Show all lines of the listing that hold the word "skal".
-- begin --
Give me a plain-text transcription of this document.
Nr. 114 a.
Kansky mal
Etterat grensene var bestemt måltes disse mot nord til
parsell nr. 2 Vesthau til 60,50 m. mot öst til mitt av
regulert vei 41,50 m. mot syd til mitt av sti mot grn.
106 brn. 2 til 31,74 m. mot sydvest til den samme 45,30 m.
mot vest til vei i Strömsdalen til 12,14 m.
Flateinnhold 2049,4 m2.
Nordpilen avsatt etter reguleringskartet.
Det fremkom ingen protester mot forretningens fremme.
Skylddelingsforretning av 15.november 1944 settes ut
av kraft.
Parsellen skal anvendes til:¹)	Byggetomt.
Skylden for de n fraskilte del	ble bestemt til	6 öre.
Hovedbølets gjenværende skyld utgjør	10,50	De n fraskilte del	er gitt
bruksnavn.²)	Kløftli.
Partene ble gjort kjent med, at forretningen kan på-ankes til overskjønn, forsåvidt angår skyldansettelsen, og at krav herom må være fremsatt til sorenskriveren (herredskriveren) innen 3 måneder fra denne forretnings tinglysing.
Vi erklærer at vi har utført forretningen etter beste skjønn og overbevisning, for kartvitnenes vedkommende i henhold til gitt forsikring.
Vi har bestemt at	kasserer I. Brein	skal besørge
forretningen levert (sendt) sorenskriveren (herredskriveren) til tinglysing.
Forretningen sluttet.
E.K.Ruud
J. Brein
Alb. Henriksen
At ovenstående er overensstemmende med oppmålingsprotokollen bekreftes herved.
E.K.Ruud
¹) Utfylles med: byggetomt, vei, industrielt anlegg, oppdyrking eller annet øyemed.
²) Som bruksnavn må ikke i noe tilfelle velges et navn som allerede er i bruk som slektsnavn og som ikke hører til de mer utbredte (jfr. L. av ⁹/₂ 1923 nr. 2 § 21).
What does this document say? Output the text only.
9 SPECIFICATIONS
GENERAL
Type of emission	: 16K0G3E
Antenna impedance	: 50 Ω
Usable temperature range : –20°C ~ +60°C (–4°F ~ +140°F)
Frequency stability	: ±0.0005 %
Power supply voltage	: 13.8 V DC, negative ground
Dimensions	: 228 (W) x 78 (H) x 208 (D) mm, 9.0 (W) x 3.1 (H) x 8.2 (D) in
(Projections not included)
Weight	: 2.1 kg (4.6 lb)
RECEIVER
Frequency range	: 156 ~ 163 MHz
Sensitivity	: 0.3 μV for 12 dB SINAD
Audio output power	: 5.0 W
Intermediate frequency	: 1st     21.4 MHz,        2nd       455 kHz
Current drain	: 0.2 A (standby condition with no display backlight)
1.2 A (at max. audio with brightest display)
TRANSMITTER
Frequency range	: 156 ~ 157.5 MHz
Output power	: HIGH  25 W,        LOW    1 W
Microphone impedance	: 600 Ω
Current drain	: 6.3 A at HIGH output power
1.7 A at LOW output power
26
-- end --
▶ _Result_
Parsellen skal anvendes til:¹)	Byggetomt.
Vi har bestemt at	kasserer I. Brein	skal besørge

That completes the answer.